§ **Problems**:
**a)** Transcribe the part of the stochastic game excerpt that begins at the words "The first result summarizes" and stops after the words "for all x ∈ X.".
**b)** List every result from another work that the stochastic game excerpt cites, each with the work it comes from.

§ **Text section**:

[START]

In order to formulate the first result, we replace the function ω by a new one $W(x):=\omega (x)+\frac \eta \delta $ that satisfies the following inequality:

$$\displaystyle \begin{aligned} \int_X W(y)q(dy|x,a,b)\le\lambda^* W(x)+\delta1_C(x)\int_CW(y)\mu(dy), \end{aligned}$$

for (x, a, b) ∈ K and a suitably chosen λ^∗∈ (0, 1) (see Lemma 3.2 in Jaśkiewicz 2009). Observe that if we define the subprobability measure p(⋅|x, a, b) := q(⋅|x, a, b) − δ1_C(x)μ(⋅), then

$$\displaystyle \begin{aligned} \int_X W(y)p(dy|x,a,b)\le\lambda^*W(x). \end{aligned}$$

The above inequality plays a crucial role in the application of the fixed point argument in the proof of Theorem 8 given below.

Similarly as in (5.5) we define ∥⋅∥_W and the set $\mathcal {B }_W(X)$. For each average payoff, we define the lower value, upper value, and the value of the game in an obvious way.

The first result summarizes Theorem 4.1 in Jaśkiewicz (2009) and Theorem 1 in Jaśkiewicz (2010).

Theorem 8

Assume (C10)–(C13), (GE1)–(GE3), and (W2) . Then, the following hold:

(a)
There exist a constant v and $h^*\in \mathcal {B}_{W}(X), $ which is continuous and such that
$$\displaystyle \begin{aligned} \begin{array}{rcl} {} h^*(x)&\displaystyle =&\displaystyle \mathrm{val}\left[u(x,\cdot,\cdot)-v\tau(x,\cdot,\cdot)+\int_X h^*(y)q(dy|x,\cdot,\cdot)\right]\\&\displaystyle =&\displaystyle \sup_{\nu\in \Pr(A(x))}\inf_{\rho\in \Pr(B(x))} \left[u(x,\nu,\rho)-v\tau(x,\nu,\rho)+\int_Xh^*(y)q(dy|x,\nu,\rho)\right]\\&\displaystyle =&\displaystyle \inf_{\rho\in \Pr(B(x))}\sup_{\nu\in \Pr(A(x))} \left[u(x,\nu,\rho)-v\tau(x,\nu,\rho)+\int_X h^*(y)q(dy|x,\nu,\rho)\right]\vspace{-3pt} \end{array} \end{aligned} $$
(5.28)
for all x ∈ X.
(b)
The constant v is the value of the game with the average payoff defined in (5.24).
(c)

[END]

§ **Listed entries**:
[START]

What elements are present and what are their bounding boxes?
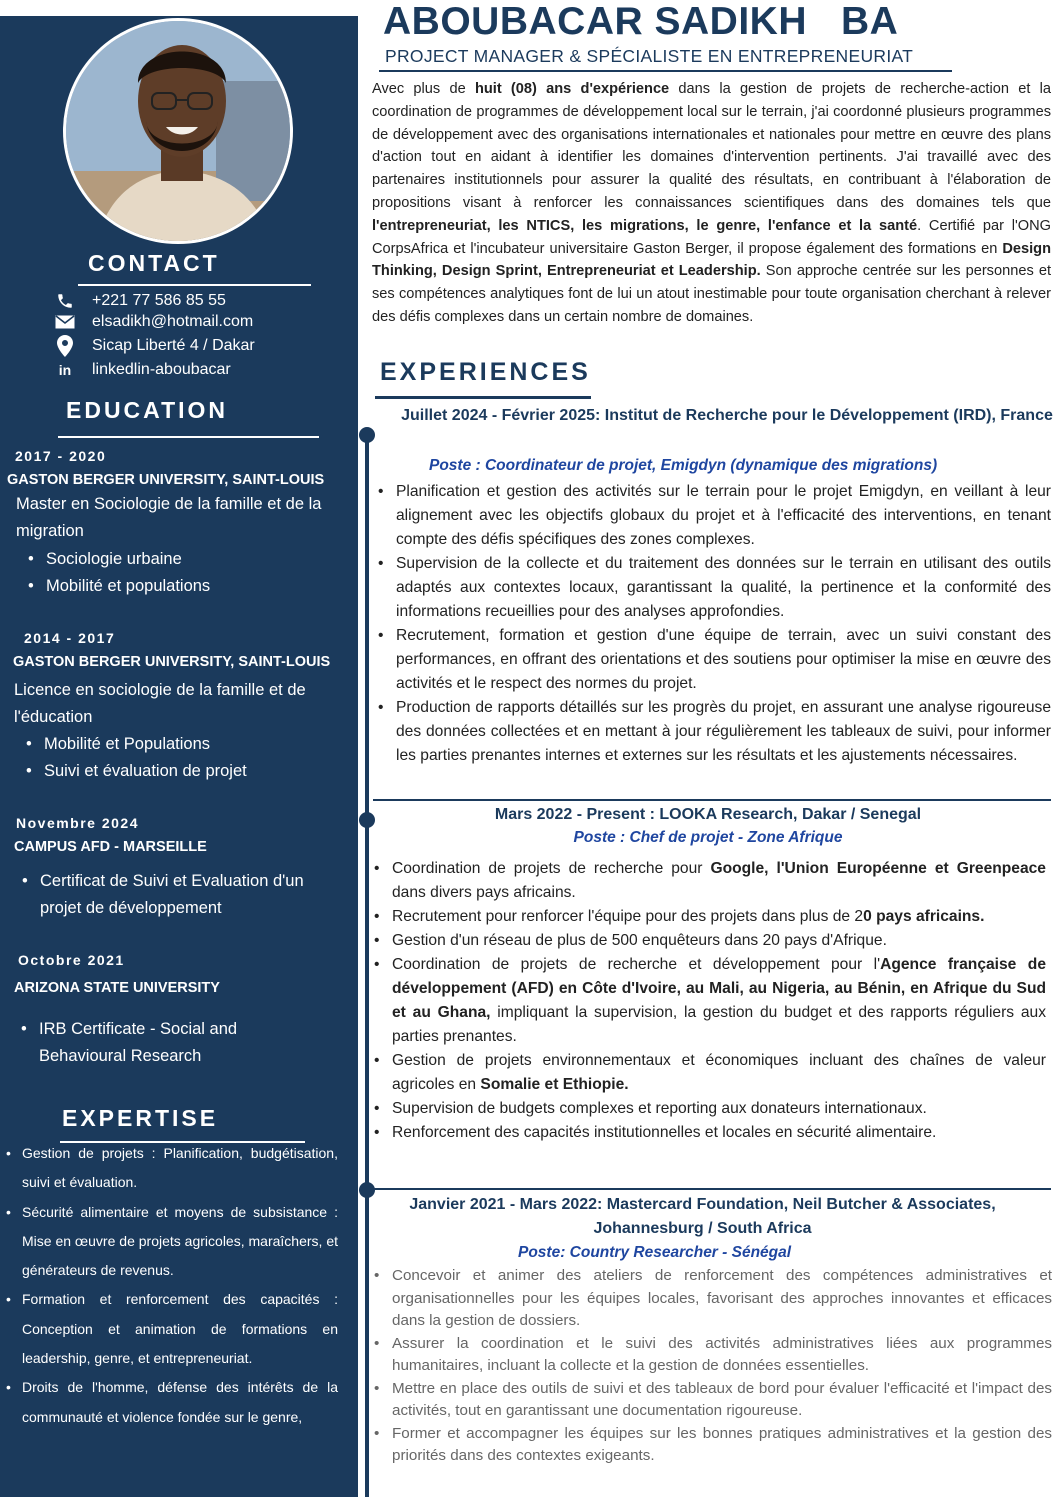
education-degree: Master en Sociologie de la famille et de la migration xyxy=(16,495,322,540)
list-item: • Droits de l'homme, défense des intérêts de la communauté et violence fondée sur le genre, xyxy=(0,1373,338,1432)
list-item-highlight: 0 pays africains. xyxy=(863,908,985,925)
address-text: Sicap Liberté 4 / Dakar xyxy=(92,337,255,354)
location-icon xyxy=(52,335,78,357)
list-item-text: Coordination de projets de recherche pour xyxy=(392,860,711,877)
summary-highlight: l'entrepreneuriat, les NTICS, les migrations, le genre, l'enfance et la santé xyxy=(372,217,918,234)
contact-divider xyxy=(78,284,311,286)
list-item: • Sécurité alimentaire et moyens de subsistance : Mise en œuvre de projets agricoles, maraîchers, et générateurs de revenus. xyxy=(0,1198,338,1286)
contact-address xyxy=(52,335,255,357)
job-title: Juillet 2024 - Février 2025: Institut de Recherche pour le Développement (IRD), France xyxy=(401,407,1053,424)
summary-text: Son approche centrée sur les personnes et ses compétences analytiques font de lui un atout inestimable pour toute organisation cherchant à relever des défis complexes dans un certain nombre de domaines. xyxy=(372,263,1051,325)
contact-phone xyxy=(52,290,226,312)
timeline-dot xyxy=(359,427,375,443)
summary-text: . Certifié par l'ONG CorpsAfrica et l'incubateur universitaire Gaston Berger, il propose également des formations en xyxy=(372,217,1051,257)
list-item: • Sociologie urbaine xyxy=(24,546,210,573)
job-post: Poste : Chef de projet - Zone Afrique xyxy=(573,829,843,846)
contact-heading: CONTACT xyxy=(88,250,220,276)
job-divider xyxy=(373,1188,1051,1190)
education-divider xyxy=(58,436,319,438)
email-text[interactable]: elsadikh@hotmail.com xyxy=(92,313,254,330)
education-degree: Licence en sociologie de la famille et de l'éducation xyxy=(14,681,306,726)
list-item-text: impliquant la supervision, la gestion du budget et des rapports réguliers aux parties prenantes. xyxy=(392,1004,1046,1045)
job-bullets xyxy=(376,480,1051,768)
education-school: ARIZONA STATE UNIVERSITY xyxy=(14,980,220,996)
profile-summary xyxy=(372,78,1051,329)
education-bullets xyxy=(22,731,247,785)
list-item: • Former et accompagner les équipes sur les bonnes pratiques administratives et la gestion des priorités dans des contextes exigeants. xyxy=(372,1423,1052,1468)
list-item-highlight: Google, l'Union Européenne et Greenpeace xyxy=(710,860,1046,877)
experiences-divider xyxy=(375,396,591,399)
linkedin-link[interactable]: linkedlin-aboubacar xyxy=(92,361,231,378)
education-date: Octobre 2021 xyxy=(18,952,125,968)
mail-icon xyxy=(52,315,78,329)
role-divider xyxy=(379,70,952,72)
profile-photo xyxy=(63,18,293,244)
job-title: Janvier 2021 - Mars 2022: Mastercard Foundation, Neil Butcher & Associates, Johannesburg / South Africa xyxy=(409,1196,996,1237)
summary-text: Avec plus de xyxy=(372,81,475,97)
education-bullets xyxy=(17,1016,277,1070)
list-item-text: Recrutement pour renforcer l'équipe pour des projets dans plus de 2 xyxy=(392,908,864,925)
timeline-dot xyxy=(359,1182,375,1198)
education-bullets xyxy=(24,546,210,600)
list-item: • Supervision de la collecte et du traitement des données sur le terrain en utilisant des outils adaptés aux contextes locaux, garantissant la qualité, la pertinence et la conformité des informations recueillies pour des analyses approfondies. xyxy=(376,552,1051,624)
list-item: • Planification et gestion des activités sur le terrain pour le projet Emigdyn, en veillant à leur alignement avec les objectifs globaux du projet et à l'efficacité des interventions, en tenant compte des défis spécifiques des zones complexes. xyxy=(376,480,1051,552)
list-item xyxy=(372,905,1046,929)
phone-text: +221 77 586 85 55 xyxy=(92,292,226,309)
page-title: ABOUBACAR SADIKH BA xyxy=(383,0,899,43)
list-item-text: dans divers pays africains. xyxy=(392,884,576,901)
job-role: PROJECT MANAGER & SPÉCIALISTE EN ENTREPRENEURIAT xyxy=(385,46,914,66)
list-item-highlight: Agence française de développement (AFD) en Côte d'Ivoire, au Mali, au Nigeria, au Bénin, en Afrique du Sud et au Ghana, xyxy=(392,956,1046,1021)
phone-icon xyxy=(52,292,78,310)
education-date: 2017 - 2020 xyxy=(15,448,107,464)
list-item: • Recrutement, formation et gestion d'une équipe de terrain, avec un suivi constant des performances, en offrant des orientations et des soutiens pour optimiser la mise en œuvre des activités et le respect des normes du projet. xyxy=(376,624,1051,696)
job-title: Mars 2022 - Present : LOOKA Research, Dakar / Senegal xyxy=(494,806,922,823)
job-post: Poste : Coordinateur de projet, Emigdyn (dynamique des migrations) xyxy=(429,457,938,474)
education-bullets xyxy=(18,868,318,922)
expertise-list xyxy=(0,1139,338,1432)
list-item: • Certificat de Suivi et Evaluation d'un projet de développement xyxy=(18,868,318,922)
list-item: • Production de rapports détaillés sur les progrès du projet, en assurant une analyse rigoureuse des données collectées et en mettant à jour régulièrement les tableaux de suivi, pour informer les parties prenantes internes et externes sur les résultats et les ajustements nécessaires. xyxy=(376,696,1051,768)
job-bullets xyxy=(372,1265,1052,1468)
job-bullets xyxy=(372,857,1046,1145)
summary-highlight: huit (08) ans d'expérience xyxy=(474,81,670,97)
list-item: • Assurer la coordination et le suivi des activités administratives liées aux programmes humanitaires, incluant la collecte et la gestion de données essentielles. xyxy=(372,1333,1052,1378)
experiences-heading: EXPERIENCES xyxy=(380,358,591,386)
list-item: • Mobilité et populations xyxy=(24,573,210,600)
education-date: 2014 - 2017 xyxy=(24,630,116,646)
expertise-heading: EXPERTISE xyxy=(62,1105,219,1131)
education-date: Novembre 2024 xyxy=(16,815,140,831)
education-heading: EDUCATION xyxy=(66,397,229,423)
summary-highlight: Design Thinking, Design Sprint, Entrepreneuriat et Leadership. xyxy=(372,240,1051,280)
list-item: • Gestion d'un réseau de plus de 500 enquêteurs dans 20 pays d'Afrique. xyxy=(372,929,1046,953)
list-item-text: Coordination de projets de recherche et développement pour l' xyxy=(392,956,881,973)
list-item-highlight: Somalie et Ethiopie. xyxy=(480,1076,629,1093)
education-school: GASTON BERGER UNIVERSITY, SAINT-LOUIS xyxy=(13,654,331,670)
list-item xyxy=(372,953,1046,1049)
list-item xyxy=(372,857,1046,905)
list-item: • Formation et renforcement des capacités : Conception et animation de formations en leadership, genre, et entrepreneuriat. xyxy=(0,1285,338,1373)
list-item: • Suivi et évaluation de projet xyxy=(22,758,247,785)
timeline-line xyxy=(365,434,369,1497)
job-divider xyxy=(373,799,1051,801)
summary-text: dans la gestion de projets de recherche-action et la coordination de programmes de développement local sur le terrain, j'ai coordonné plusieurs programmes de développement avec des organisations internationales et nationales pour mettre en œuvre des plans d'action tout en aidant à identifier les domaines d'intervention pertinents. J'ai travaillé avec des partenaires institutionnels pour assurer la qualité des résultats, en contribuant à l'élaboration de propositions visant à renforcer les connaissances scientifiques dans des domaines tels que xyxy=(372,81,1051,211)
list-item: • Supervision de budgets complexes et reporting aux donateurs internationaux. xyxy=(372,1097,1046,1121)
job-post: Poste: Country Researcher - Sénégal xyxy=(518,1244,792,1261)
list-item xyxy=(372,1049,1046,1097)
list-item: • Gestion de projets : Planification, budgétisation, suivi et évaluation. xyxy=(0,1139,338,1198)
list-item: • IRB Certificate - Social and Behavioural Research xyxy=(17,1016,277,1070)
contact-linkedin xyxy=(52,359,231,381)
education-school: CAMPUS AFD - MARSEILLE xyxy=(14,839,207,855)
list-item: • Concevoir et animer des ateliers de renforcement des compétences administratives et organisationnelles pour les équipes locales, favorisant des approches innovantes et efficaces dans la gestion de dossiers. xyxy=(372,1265,1052,1333)
list-item: • Mobilité et Populations xyxy=(22,731,247,758)
list-item: • Renforcement des capacités institutionnelles et locales en sécurité alimentaire. xyxy=(372,1121,1046,1145)
contact-email xyxy=(52,311,253,333)
list-item: • Mettre en place des outils de suivi et des tableaux de bord pour évaluer l'efficacité et l'impact des activités, tout en garantissant une documentation rigoureuse. xyxy=(372,1378,1052,1423)
list-item-text: Gestion de projets environnementaux et économiques incluant des chaînes de valeur agricoles en xyxy=(392,1052,1046,1093)
education-school: GASTON BERGER UNIVERSITY, SAINT-LOUIS xyxy=(7,472,325,488)
linkedin-icon: in xyxy=(58,362,72,378)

[END]

§ **Correct answers**:
**a)**
The first result summarizes Theorem 4.1 in Jaśkiewicz (2009) and Theorem 1 in Jaśkiewicz (2010).

Theorem 8

Assume (C10)–(C13), (GE1)–(GE3), and (W2) . Then, the following hold:

(a)
There exist a constant v and $h^*\in \mathcal {B}_{W}(X), $ which is continuous and such that
$$\displaystyle \begin{aligned} \begin{array}{rcl} {} h^*(x)&\displaystyle =&\displaystyle \mathrm{val}\left[u(x,\cdot,\cdot)-v\tau(x,\cdot,\cdot)+\int_X h^*(y)q(dy|x,\cdot,\cdot)\right]\\&\displaystyle =&\displaystyle \sup_{\nu\in \Pr(A(x))}\inf_{\rho\in \Pr(B(x))} \left[u(x,\nu,\rho)-v\tau(x,\nu,\rho)+\int_Xh^*(y)q(dy|x,\nu,\rho)\right]\\&\displaystyle =&\displaystyle \inf_{\rho\in \Pr(B(x))}\sup_{\nu\in \Pr(A(x))} \left[u(x,\nu,\rho)-v\tau(x,\nu,\rho)+\int_X h^*(y)q(dy|x,\nu,\rho)\right]\vspace{-3pt} \end{array} \end{aligned} $$
(5.28)
for all x ∈ X.

**b)**
- Lemma 3.2 in Jaśkiewicz 2009
- Theorem 4.1 in Jaśkiewicz (2009)
- Theorem 1 in Jaśkiewicz (2010)